Write the data out again in full, with no departure from the original.

--- begin ---

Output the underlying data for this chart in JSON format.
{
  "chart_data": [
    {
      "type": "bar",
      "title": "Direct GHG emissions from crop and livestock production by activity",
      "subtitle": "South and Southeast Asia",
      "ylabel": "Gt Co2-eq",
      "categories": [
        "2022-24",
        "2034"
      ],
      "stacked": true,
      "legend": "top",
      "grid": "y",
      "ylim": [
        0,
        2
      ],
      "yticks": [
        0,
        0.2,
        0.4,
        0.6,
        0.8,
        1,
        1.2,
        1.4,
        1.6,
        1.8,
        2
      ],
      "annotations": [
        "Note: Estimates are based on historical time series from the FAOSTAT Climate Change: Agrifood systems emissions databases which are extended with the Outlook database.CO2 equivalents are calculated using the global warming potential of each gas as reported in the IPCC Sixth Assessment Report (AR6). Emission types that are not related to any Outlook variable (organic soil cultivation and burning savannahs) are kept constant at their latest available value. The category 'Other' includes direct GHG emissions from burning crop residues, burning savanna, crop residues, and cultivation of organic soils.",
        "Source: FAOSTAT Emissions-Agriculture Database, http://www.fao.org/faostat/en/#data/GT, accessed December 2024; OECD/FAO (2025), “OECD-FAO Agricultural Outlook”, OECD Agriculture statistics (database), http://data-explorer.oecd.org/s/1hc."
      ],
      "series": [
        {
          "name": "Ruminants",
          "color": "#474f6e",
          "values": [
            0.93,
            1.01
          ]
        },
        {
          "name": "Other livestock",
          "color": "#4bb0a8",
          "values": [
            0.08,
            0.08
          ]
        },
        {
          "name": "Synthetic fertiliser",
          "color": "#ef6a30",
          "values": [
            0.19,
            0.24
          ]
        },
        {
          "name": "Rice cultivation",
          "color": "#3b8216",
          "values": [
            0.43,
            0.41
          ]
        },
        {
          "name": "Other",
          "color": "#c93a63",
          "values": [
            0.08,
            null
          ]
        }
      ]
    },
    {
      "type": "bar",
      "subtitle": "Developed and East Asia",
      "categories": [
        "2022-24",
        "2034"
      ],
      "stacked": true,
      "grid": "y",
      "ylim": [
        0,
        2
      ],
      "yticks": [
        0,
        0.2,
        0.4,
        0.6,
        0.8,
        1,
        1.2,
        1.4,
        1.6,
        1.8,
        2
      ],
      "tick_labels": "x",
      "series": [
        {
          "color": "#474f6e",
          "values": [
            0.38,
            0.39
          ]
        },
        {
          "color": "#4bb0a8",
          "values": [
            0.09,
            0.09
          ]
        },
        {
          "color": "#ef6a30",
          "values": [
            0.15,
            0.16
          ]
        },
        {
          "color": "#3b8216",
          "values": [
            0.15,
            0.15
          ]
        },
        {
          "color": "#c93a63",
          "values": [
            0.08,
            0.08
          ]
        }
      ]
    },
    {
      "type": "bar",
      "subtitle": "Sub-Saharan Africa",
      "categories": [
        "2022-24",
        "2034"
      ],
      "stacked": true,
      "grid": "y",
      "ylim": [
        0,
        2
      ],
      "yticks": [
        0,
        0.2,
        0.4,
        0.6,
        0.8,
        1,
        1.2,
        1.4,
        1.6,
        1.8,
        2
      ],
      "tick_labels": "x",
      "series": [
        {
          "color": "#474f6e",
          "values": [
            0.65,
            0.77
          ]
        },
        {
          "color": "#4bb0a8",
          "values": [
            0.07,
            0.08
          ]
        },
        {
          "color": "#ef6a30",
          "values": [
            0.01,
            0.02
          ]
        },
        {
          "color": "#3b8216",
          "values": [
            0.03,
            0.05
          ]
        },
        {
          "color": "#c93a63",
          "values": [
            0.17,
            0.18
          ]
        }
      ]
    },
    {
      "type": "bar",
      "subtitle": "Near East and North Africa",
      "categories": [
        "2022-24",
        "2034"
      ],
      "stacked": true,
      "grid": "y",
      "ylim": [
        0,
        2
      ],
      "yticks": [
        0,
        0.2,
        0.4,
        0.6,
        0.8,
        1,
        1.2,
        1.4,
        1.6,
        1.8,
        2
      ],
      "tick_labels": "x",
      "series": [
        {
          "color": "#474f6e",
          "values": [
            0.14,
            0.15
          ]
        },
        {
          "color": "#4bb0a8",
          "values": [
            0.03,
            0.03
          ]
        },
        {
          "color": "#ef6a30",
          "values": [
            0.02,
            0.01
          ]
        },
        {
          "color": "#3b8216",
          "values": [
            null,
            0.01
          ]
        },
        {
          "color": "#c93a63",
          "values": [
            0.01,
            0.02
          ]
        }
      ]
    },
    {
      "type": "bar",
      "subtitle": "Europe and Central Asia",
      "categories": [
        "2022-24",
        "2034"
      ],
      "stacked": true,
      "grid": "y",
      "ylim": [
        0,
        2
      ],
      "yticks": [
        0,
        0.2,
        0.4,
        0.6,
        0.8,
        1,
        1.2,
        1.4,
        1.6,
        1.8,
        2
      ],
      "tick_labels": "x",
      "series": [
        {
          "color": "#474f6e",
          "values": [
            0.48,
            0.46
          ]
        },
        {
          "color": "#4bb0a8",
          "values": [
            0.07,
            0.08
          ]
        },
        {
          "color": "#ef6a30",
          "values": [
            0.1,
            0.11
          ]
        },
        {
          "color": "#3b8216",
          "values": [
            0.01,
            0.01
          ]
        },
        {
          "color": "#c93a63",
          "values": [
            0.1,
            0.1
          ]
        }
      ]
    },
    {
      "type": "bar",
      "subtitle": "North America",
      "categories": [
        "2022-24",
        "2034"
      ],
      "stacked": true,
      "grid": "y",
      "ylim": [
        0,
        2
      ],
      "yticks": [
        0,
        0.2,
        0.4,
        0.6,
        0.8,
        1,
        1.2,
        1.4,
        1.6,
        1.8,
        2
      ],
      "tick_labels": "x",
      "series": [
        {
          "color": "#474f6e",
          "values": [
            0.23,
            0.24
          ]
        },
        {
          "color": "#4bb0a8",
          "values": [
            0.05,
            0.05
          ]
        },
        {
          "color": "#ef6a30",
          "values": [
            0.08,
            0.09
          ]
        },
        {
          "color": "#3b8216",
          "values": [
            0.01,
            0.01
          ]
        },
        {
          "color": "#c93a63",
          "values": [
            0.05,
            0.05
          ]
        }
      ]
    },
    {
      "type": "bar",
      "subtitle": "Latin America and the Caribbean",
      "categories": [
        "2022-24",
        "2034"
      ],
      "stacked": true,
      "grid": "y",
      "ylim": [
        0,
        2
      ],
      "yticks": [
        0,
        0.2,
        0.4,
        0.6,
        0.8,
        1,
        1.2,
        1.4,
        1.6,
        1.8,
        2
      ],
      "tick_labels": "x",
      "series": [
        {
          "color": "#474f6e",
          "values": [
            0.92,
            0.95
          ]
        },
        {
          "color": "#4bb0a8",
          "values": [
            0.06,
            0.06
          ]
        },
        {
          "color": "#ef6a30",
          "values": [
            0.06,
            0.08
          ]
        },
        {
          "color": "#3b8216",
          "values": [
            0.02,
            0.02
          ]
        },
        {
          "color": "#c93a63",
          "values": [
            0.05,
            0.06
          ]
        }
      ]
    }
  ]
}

--- end ---

*Completed task*
Output the underlying data for this chart in JSON format.
{
  "chart_data": [
    {
      "type": "bar",
      "title": "Direct GHG emissions from crop and livestock production by activity",
      "subtitle": "South and Southeast Asia",
      "ylabel": "Gt Co2-eq",
      "categories": [
        "2022-24",
        "2034"
      ],
      "stacked": true,
      "legend": "top",
      "grid": "y",
      "ylim": [
        0,
        2
      ],
      "yticks": [
        0,
        0.2,
        0.4,
        0.6,
        0.8,
        1,
        1.2,
        1.4,
        1.6,
        1.8,
        2
      ],
      "annotations": [
        "Note: Estimates are based on historical time series from the FAOSTAT Climate Change: Agrifood systems emissions databases which are extended with the Outlook database.CO2 equivalents are calculated using the global warming potential of each gas as reported in the IPCC Sixth Assessment Report (AR6). Emission types that are not related to any Outlook variable (organic soil cultivation and burning savannahs) are kept constant at their latest available value. The category 'Other' includes direct GHG emissions from burning crop residues, burning savanna, crop residues, and cultivation of organic soils.",
        "Source: FAOSTAT Emissions-Agriculture Database, http://www.fao.org/faostat/en/#data/GT, accessed December 2024; OECD/FAO (2025), “OECD-FAO Agricultural Outlook”, OECD Agriculture statistics (database), http://data-explorer.oecd.org/s/1hc."
      ],
      "series": [
        {
          "name": "Ruminants",
          "color": "#474f6e",
          "values": [
            0.93,
            1.01
          ]
        },
        {
          "name": "Other livestock",
          "color": "#4bb0a8",
          "values": [
            0.08,
            0.08
          ]
        },
        {
          "name": "Synthetic fertiliser",
          "color": "#ef6a30",
          "values": [
            0.19,
            0.24
          ]
        },
        {
          "name": "Rice cultivation",
          "color": "#3b8216",
          "values": [
            0.43,
            0.41
          ]
        },
        {
          "name": "Other",
          "color": "#c93a63",
          "values": [
            0.08,
            null
          ]
        }
      ]
    },
    {
      "type": "bar",
      "subtitle": "Developed and East Asia",
      "categories": [
        "2022-24",
        "2034"
      ],
      "stacked": true,
      "grid": "y",
      "ylim": [
        0,
        2
      ],
      "yticks": [
        0,
        0.2,
        0.4,
        0.6,
        0.8,
        1,
        1.2,
        1.4,
        1.6,
        1.8,
        2
      ],
      "tick_labels": "x",
      "series": [
        {
          "color": "#474f6e",
          "values": [
            0.38,
            0.39
          ]
        },
        {
          "color": "#4bb0a8",
          "values": [
            0.09,
            0.09
          ]
        },
        {
          "color": "#ef6a30",
          "values": [
            0.15,
            0.16
          ]
        },
        {
          "color": "#3b8216",
          "values": [
            0.15,
            0.15
          ]
        },
        {
          "color": "#c93a63",
          "values": [
            0.08,
            0.08
          ]
        }
      ]
    },
    {
      "type": "bar",
      "subtitle": "Sub-Saharan Africa",
      "categories": [
        "2022-24",
        "2034"
      ],
      "stacked": true,
      "grid": "y",
      "ylim": [
        0,
        2
      ],
      "yticks": [
        0,
        0.2,
        0.4,
        0.6,
        0.8,
        1,
        1.2,
        1.4,
        1.6,
        1.8,
        2
      ],
      "tick_labels": "x",
      "series": [
        {
          "color": "#474f6e",
          "values": [
            0.65,
            0.77
          ]
        },
        {
          "color": "#4bb0a8",
          "values": [
            0.07,
            0.08
          ]
        },
        {
          "color": "#ef6a30",
          "values": [
            0.01,
            0.02
          ]
        },
        {
          "color": "#3b8216",
          "values": [
            0.03,
            0.05
          ]
        },
        {
          "color": "#c93a63",
          "values": [
            0.17,
            0.18
          ]
        }
      ]
    },
    {
      "type": "bar",
      "subtitle": "Near East and North Africa",
      "categories": [
        "2022-24",
        "2034"
      ],
      "stacked": true,
      "grid": "y",
      "ylim": [
        0,
        2
      ],
      "yticks": [
        0,
        0.2,
        0.4,
        0.6,
        0.8,
        1,
        1.2,
        1.4,
        1.6,
        1.8,
        2
      ],
      "tick_labels": "x",
      "series": [
        {
          "color": "#474f6e",
          "values": [
            0.14,
            0.15
          ]
        },
        {
          "color": "#4bb0a8",
          "values": [
            0.03,
            0.03
          ]
        },
        {
          "color": "#ef6a30",
          "values": [
            0.02,
            0.01
          ]
        },
        {
          "color": "#3b8216",
          "values": [
            null,
            0.01
          ]
        },
        {
          "color": "#c93a63",
          "values": [
            0.01,
            0.02
          ]
        }
      ]
    },
    {
      "type": "bar",
      "subtitle": "Europe and Central Asia",
      "categories": [
        "2022-24",
        "2034"
      ],
      "stacked": true,
      "grid": "y",
      "ylim": [
        0,
        2
      ],
      "yticks": [
        0,
        0.2,
        0.4,
        0.6,
        0.8,
        1,
        1.2,
        1.4,
        1.6,
        1.8,
        2
      ],
      "tick_labels": "x",
      "series": [
        {
          "color": "#474f6e",
          "values": [
            0.48,
            0.46
          ]
        },
        {
          "color": "#4bb0a8",
          "values": [
            0.07,
            0.08
          ]
        },
        {
          "color": "#ef6a30",
          "values": [
            0.1,
            0.11
          ]
        },
        {
          "color": "#3b8216",
          "values": [
            0.01,
            0.01
          ]
        },
        {
          "color": "#c93a63",
          "values": [
            0.1,
            0.1
          ]
        }
      ]
    },
    {
      "type": "bar",
      "subtitle": "North America",
      "categories": [
        "2022-24",
        "2034"
      ],
      "stacked": true,
      "grid": "y",
      "ylim": [
        0,
        2
      ],
      "yticks": [
        0,
        0.2,
        0.4,
        0.6,
        0.8,
        1,
        1.2,
        1.4,
        1.6,
        1.8,
        2
      ],
      "tick_labels": "x",
      "series": [
        {
          "color": "#474f6e",
          "values": [
            0.23,
            0.24
          ]
        },
        {
          "color": "#4bb0a8",
          "values": [
            0.05,
            0.05
          ]
        },
        {
          "color": "#ef6a30",
          "values": [
            0.08,
            0.09
          ]
        },
        {
          "color": "#3b8216",
          "values": [
            0.01,
            0.01
          ]
        },
        {
          "color": "#c93a63",
          "values": [
            0.05,
            0.05
          ]
        }
      ]
    },
    {
      "type": "bar",
      "subtitle": "Latin America and the Caribbean",
      "categories": [
        "2022-24",
        "2034"
      ],
      "stacked": true,
      "grid": "y",
      "ylim": [
        0,
        2
      ],
      "yticks": [
        0,
        0.2,
        0.4,
        0.6,
        0.8,
        1,
        1.2,
        1.4,
        1.6,
        1.8,
        2
      ],
      "tick_labels": "x",
      "series": [
        {
          "color": "#474f6e",
          "values": [
            0.92,
            0.95
          ]
        },
        {
          "color": "#4bb0a8",
          "values": [
            0.06,
            0.06
          ]
        },
        {
          "color": "#ef6a30",
          "values": [
            0.06,
            0.08
          ]
        },
        {
          "color": "#3b8216",
          "values": [
            0.02,
            0.02
          ]
        },
        {
          "color": "#c93a63",
          "values": [
            0.05,
            0.06
          ]
        }
      ]
    }
  ]
}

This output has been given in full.